Report the total number of lines that include the string "Extract", without any other text.
"""
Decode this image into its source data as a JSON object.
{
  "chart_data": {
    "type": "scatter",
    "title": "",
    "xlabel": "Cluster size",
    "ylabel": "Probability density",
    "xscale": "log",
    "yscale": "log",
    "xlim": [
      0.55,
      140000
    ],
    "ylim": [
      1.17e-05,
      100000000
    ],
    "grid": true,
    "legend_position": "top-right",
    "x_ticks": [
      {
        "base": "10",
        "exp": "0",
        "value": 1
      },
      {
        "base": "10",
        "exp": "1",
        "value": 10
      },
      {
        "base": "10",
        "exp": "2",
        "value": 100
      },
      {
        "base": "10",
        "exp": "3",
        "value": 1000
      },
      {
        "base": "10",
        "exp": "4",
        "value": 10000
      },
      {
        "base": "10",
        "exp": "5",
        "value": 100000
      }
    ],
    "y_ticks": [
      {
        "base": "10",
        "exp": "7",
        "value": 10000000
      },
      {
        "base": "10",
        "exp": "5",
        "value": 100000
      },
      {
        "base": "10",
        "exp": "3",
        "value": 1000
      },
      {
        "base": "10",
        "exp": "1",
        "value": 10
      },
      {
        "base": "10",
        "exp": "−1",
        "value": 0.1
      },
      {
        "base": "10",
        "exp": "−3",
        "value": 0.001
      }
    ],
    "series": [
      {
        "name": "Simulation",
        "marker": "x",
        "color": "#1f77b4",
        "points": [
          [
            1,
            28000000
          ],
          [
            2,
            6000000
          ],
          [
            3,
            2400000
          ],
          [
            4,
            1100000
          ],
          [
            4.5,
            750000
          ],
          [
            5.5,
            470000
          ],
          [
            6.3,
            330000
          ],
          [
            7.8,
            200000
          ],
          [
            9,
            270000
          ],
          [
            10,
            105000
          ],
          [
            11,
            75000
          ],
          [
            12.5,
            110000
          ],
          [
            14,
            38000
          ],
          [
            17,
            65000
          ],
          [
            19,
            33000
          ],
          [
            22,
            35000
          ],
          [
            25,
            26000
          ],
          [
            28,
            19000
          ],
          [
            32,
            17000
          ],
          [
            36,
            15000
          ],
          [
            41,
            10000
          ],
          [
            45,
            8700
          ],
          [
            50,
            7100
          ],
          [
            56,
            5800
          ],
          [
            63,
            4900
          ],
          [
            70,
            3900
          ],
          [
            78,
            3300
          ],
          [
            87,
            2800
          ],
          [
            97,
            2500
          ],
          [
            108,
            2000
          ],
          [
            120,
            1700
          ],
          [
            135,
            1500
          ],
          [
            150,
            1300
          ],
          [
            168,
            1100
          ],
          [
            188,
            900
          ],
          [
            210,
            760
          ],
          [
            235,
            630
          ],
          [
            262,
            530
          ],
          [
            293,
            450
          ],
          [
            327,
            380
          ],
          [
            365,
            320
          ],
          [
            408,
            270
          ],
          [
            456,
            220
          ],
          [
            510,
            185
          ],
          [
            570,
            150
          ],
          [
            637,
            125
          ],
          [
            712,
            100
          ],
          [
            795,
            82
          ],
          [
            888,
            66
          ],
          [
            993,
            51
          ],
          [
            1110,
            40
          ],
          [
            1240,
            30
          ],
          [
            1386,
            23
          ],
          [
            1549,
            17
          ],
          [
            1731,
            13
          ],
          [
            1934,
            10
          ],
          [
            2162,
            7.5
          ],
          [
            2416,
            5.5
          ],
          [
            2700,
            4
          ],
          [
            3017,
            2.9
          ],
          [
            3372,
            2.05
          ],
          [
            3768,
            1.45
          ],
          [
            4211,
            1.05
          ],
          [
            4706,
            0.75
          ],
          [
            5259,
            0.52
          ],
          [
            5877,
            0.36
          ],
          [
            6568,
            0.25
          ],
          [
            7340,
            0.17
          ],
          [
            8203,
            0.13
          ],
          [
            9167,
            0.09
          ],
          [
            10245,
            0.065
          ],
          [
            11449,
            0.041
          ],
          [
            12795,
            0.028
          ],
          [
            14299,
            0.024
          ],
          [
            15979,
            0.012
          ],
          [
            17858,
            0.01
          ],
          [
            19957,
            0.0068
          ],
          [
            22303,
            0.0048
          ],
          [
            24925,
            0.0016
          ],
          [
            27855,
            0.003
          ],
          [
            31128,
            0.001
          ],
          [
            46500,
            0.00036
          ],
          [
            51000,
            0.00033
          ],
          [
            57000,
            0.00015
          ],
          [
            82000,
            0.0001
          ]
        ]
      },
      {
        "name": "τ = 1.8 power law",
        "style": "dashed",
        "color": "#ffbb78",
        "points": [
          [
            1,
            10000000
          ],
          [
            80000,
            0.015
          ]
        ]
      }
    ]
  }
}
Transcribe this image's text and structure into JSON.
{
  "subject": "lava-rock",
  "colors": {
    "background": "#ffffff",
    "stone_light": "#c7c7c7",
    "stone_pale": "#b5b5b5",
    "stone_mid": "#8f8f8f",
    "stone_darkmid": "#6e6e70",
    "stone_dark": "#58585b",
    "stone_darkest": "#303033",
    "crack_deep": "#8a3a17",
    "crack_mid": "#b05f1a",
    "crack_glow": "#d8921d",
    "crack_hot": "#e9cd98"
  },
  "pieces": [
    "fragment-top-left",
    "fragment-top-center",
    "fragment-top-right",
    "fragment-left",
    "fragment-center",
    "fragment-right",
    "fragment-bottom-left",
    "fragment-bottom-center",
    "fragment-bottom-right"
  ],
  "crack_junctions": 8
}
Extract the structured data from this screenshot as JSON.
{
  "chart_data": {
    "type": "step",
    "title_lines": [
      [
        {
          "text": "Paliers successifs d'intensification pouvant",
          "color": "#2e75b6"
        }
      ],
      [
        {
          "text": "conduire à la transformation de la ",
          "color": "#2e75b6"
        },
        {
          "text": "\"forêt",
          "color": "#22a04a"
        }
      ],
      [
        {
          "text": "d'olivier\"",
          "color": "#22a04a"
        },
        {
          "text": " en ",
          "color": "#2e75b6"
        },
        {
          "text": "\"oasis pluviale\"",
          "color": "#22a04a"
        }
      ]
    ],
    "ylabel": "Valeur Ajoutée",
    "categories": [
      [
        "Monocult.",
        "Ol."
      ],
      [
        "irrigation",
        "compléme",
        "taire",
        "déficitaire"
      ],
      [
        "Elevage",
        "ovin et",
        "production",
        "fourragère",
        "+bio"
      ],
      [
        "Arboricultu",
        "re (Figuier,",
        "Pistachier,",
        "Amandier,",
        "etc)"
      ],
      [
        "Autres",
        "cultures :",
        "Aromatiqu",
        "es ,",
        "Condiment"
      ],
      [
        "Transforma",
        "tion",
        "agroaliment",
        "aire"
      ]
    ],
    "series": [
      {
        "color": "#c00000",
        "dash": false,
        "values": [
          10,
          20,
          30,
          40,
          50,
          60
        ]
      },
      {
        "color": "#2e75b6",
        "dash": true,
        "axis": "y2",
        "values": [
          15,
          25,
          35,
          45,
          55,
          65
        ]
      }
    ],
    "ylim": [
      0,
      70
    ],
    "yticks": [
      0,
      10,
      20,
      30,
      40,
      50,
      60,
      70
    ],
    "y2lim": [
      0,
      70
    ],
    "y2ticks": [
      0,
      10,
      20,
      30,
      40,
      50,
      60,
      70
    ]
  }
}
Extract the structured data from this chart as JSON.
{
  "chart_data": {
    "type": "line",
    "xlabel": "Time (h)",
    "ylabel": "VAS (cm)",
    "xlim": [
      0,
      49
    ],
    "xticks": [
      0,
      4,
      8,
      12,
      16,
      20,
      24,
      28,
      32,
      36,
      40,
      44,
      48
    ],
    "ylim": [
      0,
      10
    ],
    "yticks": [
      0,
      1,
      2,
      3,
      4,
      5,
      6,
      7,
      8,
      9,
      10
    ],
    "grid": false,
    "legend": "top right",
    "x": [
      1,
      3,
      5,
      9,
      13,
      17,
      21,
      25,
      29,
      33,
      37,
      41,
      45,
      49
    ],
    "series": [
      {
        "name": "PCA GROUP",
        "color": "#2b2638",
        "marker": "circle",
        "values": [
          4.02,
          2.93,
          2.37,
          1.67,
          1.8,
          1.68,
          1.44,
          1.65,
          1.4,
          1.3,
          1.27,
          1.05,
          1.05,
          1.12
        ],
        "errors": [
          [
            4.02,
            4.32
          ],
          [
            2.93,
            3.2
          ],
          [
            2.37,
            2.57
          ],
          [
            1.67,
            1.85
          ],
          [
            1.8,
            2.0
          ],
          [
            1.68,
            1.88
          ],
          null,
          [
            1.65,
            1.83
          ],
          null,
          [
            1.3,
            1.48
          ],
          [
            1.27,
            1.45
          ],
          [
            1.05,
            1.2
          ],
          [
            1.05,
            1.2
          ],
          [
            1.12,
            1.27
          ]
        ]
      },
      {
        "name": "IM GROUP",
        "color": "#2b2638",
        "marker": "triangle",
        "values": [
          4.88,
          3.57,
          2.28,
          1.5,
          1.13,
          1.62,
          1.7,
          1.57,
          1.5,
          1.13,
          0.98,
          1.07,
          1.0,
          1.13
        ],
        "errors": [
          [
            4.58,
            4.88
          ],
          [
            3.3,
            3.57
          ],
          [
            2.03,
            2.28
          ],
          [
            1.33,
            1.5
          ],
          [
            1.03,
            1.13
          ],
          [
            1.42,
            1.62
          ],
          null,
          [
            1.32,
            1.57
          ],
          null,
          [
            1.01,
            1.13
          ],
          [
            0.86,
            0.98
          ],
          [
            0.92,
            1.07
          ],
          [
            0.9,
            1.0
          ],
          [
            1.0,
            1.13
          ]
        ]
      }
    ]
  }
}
"""
» **FINISHED EXERCISE**
2